__Exercise material__:
## Start
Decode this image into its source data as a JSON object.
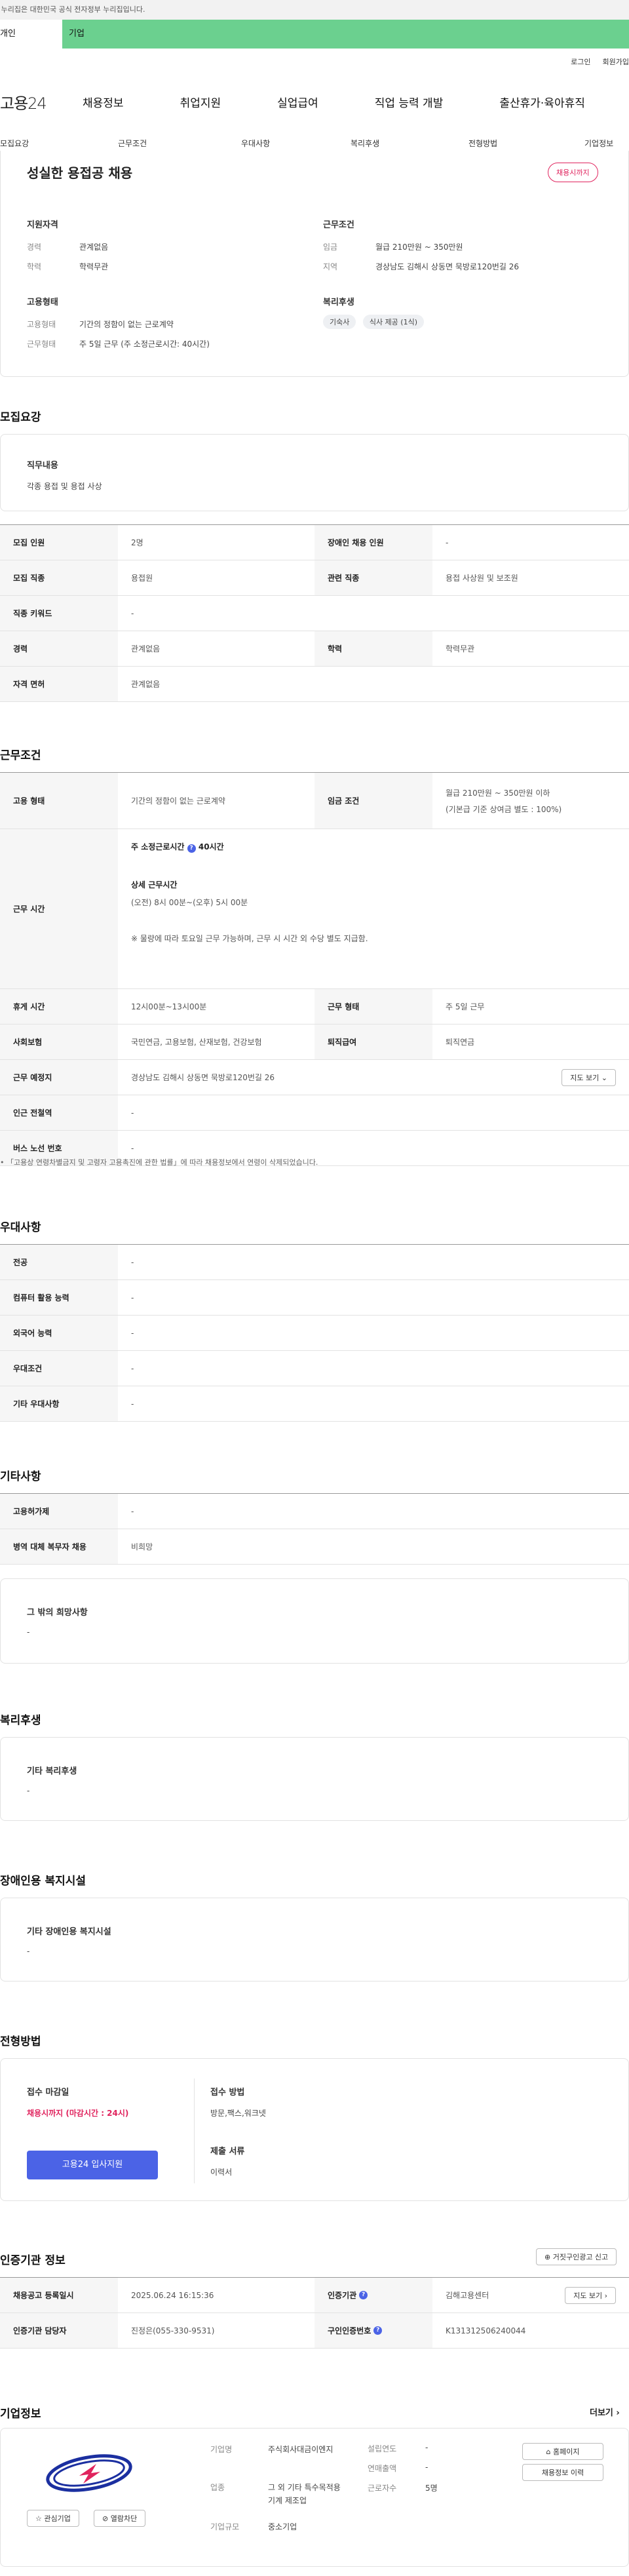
{
  "gov_banner": "이 누리집은 대한민국 공식 전자정부 누리집입니다.",
  "top_tabs": [
    "개인",
    "기업"
  ],
  "util": [
    "로그인",
    "회원가입"
  ],
  "logo": "고용24",
  "gnb": [
    "채용정보",
    "취업지원",
    "실업급여",
    "직업 능력 개발",
    "출산휴가·육아휴직"
  ],
  "lnb": [
    "모집요강",
    "근무조건",
    "우대사항",
    "복리후생",
    "전형방법",
    "기업정보"
  ],
  "summary": {
    "title": "성실한 용접공 채용",
    "badge": "채용시까지",
    "qual_title": "지원자격",
    "career_k": "경력",
    "career_v": "관계없음",
    "edu_k": "학력",
    "edu_v": "학력무관",
    "cond_title": "근무조건",
    "wage_k": "임금",
    "wage_v": "월급 210만원 ~ 350만원",
    "area_k": "지역",
    "area_v": "경상남도 김해시 상동면 묵방로120번길 26",
    "emp_title": "고용형태",
    "emp_k": "고용형태",
    "emp_v": "기간의 정함이 없는 근로계약",
    "week_k": "근무형태",
    "week_v": "주 5일 근무 (주 소정근로시간: 40시간)",
    "welfare_title": "복리후생",
    "welfare_tags": [
      "기숙사",
      "식사 제공 (1식)"
    ]
  },
  "recruit": {
    "heading": "모집요강",
    "duty_label": "직무내용",
    "duty_value": "각종 용접 및 용접 사상",
    "rows": [
      {
        "k1": "모집 인원",
        "v1": "2명",
        "k2": "장애인 채용 인원",
        "v2": "-"
      },
      {
        "k1": "모집 직종",
        "v1": "용접원",
        "k2": "관련 직종",
        "v2": "용접 사상원 및 보조원"
      },
      {
        "k1": "직종 키워드",
        "v1": "-"
      },
      {
        "k1": "경력",
        "v1": "관계없음",
        "k2": "학력",
        "v2": "학력무관"
      },
      {
        "k1": "자격 면허",
        "v1": "관계없음"
      }
    ]
  },
  "conditions": {
    "heading": "근무조건",
    "emp_k": "고용 형태",
    "emp_v": "기간의 정함이 없는 근로계약",
    "wage_k": "임금 조건",
    "wage_v1": "월급 210만원 ~ 350만원 이하",
    "wage_v2": "(기본급 기준 상여금 별도 : 100%)",
    "time_k": "근무 시간",
    "time_t1": "주 소정근로시간",
    "time_t1v": "40시간",
    "time_t2": "상세 근무시간",
    "time_t2v": "(오전) 8시 00분~(오후) 5시 00분",
    "time_note": "※ 물량에 따라 토요일 근무 가능하며, 근무 시 시간 외 수당 별도 지급함.",
    "rest_k": "휴게 시간",
    "rest_v": "12시00분~13시00분",
    "form_k": "근무 형태",
    "form_v": "주 5일 근무",
    "ins_k": "사회보험",
    "ins_v": "국민연금, 고용보험, 산재보험, 건강보험",
    "ret_k": "퇴직급여",
    "ret_v": "퇴직연금",
    "place_k": "근무 예정지",
    "place_v": "경상남도 김해시 상동면 묵방로120번길 26",
    "map_btn": "지도 보기",
    "subway_k": "인근 전철역",
    "subway_v": "-",
    "bus_k": "버스 노선 번호",
    "bus_v": "-",
    "footnote": "「고용상 연령차별금지 및 고령자 고용촉진에 관한 법률」에 따라 채용정보에서 연령이 삭제되었습니다."
  },
  "pref": {
    "heading": "우대사항",
    "rows": [
      [
        "전공",
        "-"
      ],
      [
        "컴퓨터 활용 능력",
        "-"
      ],
      [
        "외국어 능력",
        "-"
      ],
      [
        "우대조건",
        "-"
      ],
      [
        "기타 우대사항",
        "-"
      ]
    ]
  },
  "etc": {
    "heading": "기타사항",
    "rows": [
      [
        "고용허가제",
        "-"
      ],
      [
        "병역 대체 복무자 채용",
        "비희망"
      ]
    ],
    "extra_label": "그 밖의 희망사항",
    "extra_value": "-"
  },
  "welfare": {
    "heading": "복리후생",
    "label": "기타 복리후생",
    "value": "-"
  },
  "disab": {
    "heading": "장애인용 복지시설",
    "label": "기타 장애인용 복지시설",
    "value": "-"
  },
  "process": {
    "heading": "전형방법",
    "deadline_label": "접수 마감일",
    "deadline_value": "채용시까지 (마감시간 : 24시)",
    "apply_btn": "고용24 입사지원",
    "method_label": "접수 방법",
    "method_value": "방문,팩스,워크넷",
    "docs_label": "제출 서류",
    "docs_value": "이력서"
  },
  "cert": {
    "heading": "인증기관 정보",
    "report_btn": "거짓구인광고 신고",
    "reg_k": "채용공고 등록일시",
    "reg_v": "2025.06.24 16:15:36",
    "org_k": "인증기관",
    "org_v": "김해고용센터",
    "map_btn": "지도 보기",
    "mgr_k": "인증기관 담당자",
    "mgr_v": "진정은(055-330-9531)",
    "num_k": "구인인증번호",
    "num_v": "K131312506240044"
  },
  "company": {
    "heading": "기업정보",
    "more": "더보기",
    "fav_btn": "관심기업",
    "block_btn": "열람차단",
    "type_k": "기업명",
    "type_v": "주식회사대금이엔지",
    "ind_k": "업종",
    "ind_v": "그 외 기타 특수목적용 기계 제조업",
    "size_k": "기업규모",
    "size_v": "중소기업",
    "year_k": "설립연도",
    "year_v": "-",
    "rev_k": "연매출액",
    "rev_v": "-",
    "emp_k": "근로자수",
    "emp_v": "5명",
    "home_btn": "홈페이지",
    "hist_btn": "채용정보 이력"
  },
  "colors": {
    "accent_green": "#6bd08f",
    "primary_blue": "#4b63e6",
    "alert_red": "#e0245e"
  }
}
## End
__Work to be completed__: Copy out all lines where the word "복지시설" appears.

__Solution below__:
    "heading": "장애인용 복지시설",
    "label": "기타 장애인용 복지시설",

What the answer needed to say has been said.